> **Exercise description**: Single out the lines that include the word "Global". Copy them.

> **Data**:

########

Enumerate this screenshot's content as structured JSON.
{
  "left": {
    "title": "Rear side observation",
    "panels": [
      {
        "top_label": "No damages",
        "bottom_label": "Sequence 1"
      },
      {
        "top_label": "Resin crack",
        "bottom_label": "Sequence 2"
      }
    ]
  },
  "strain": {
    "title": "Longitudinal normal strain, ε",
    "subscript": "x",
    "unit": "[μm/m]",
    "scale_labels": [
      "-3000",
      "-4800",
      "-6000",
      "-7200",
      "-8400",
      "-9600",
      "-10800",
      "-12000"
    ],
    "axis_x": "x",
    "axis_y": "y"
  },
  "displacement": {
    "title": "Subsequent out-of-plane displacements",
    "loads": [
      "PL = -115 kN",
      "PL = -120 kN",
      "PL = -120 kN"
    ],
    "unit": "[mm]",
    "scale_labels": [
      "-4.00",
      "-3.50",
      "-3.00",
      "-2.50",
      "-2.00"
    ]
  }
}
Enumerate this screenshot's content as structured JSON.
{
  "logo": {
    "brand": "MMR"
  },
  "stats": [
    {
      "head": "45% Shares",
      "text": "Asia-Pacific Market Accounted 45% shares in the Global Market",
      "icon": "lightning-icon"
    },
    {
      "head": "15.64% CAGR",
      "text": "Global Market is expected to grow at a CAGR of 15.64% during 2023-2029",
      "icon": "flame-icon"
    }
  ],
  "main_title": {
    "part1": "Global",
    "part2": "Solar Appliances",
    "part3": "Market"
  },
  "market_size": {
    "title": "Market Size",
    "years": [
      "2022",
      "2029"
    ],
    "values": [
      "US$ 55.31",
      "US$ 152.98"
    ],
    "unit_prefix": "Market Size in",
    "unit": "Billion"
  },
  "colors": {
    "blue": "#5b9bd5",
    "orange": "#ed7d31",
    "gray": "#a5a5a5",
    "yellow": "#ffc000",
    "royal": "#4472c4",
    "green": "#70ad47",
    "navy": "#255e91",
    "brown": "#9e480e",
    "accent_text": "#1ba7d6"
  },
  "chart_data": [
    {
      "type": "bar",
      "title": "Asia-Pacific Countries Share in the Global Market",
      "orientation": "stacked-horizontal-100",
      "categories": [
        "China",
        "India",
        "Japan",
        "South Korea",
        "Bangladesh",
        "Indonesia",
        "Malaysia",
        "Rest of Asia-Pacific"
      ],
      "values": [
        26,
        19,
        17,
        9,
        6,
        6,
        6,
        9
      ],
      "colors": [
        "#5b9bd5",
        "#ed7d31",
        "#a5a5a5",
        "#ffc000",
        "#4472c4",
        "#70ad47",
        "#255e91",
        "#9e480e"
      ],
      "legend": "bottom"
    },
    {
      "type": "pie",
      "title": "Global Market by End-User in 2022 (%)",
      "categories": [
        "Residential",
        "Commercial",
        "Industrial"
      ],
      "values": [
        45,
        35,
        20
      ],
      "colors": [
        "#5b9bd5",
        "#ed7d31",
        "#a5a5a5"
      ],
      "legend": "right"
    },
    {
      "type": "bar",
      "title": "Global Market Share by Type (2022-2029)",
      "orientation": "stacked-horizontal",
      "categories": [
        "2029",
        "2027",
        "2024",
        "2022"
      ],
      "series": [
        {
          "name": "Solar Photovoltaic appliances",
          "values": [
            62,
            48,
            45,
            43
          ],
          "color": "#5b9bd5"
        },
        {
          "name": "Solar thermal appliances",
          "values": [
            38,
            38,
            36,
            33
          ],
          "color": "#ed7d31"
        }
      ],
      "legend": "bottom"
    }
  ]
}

########

> **Answer for the task**:
      "text": "Asia-Pacific Market Accounted 45% shares in the Global Market",
      "text": "Global Market is expected to grow at a CAGR of 15.64% during 2023-2029",
    "part1": "Global",
      "title": "Asia-Pacific Countries Share in the Global Market",
      "title": "Global Market by End-User in 2022 (%)",
      "title": "Global Market Share by Type (2022-2029)",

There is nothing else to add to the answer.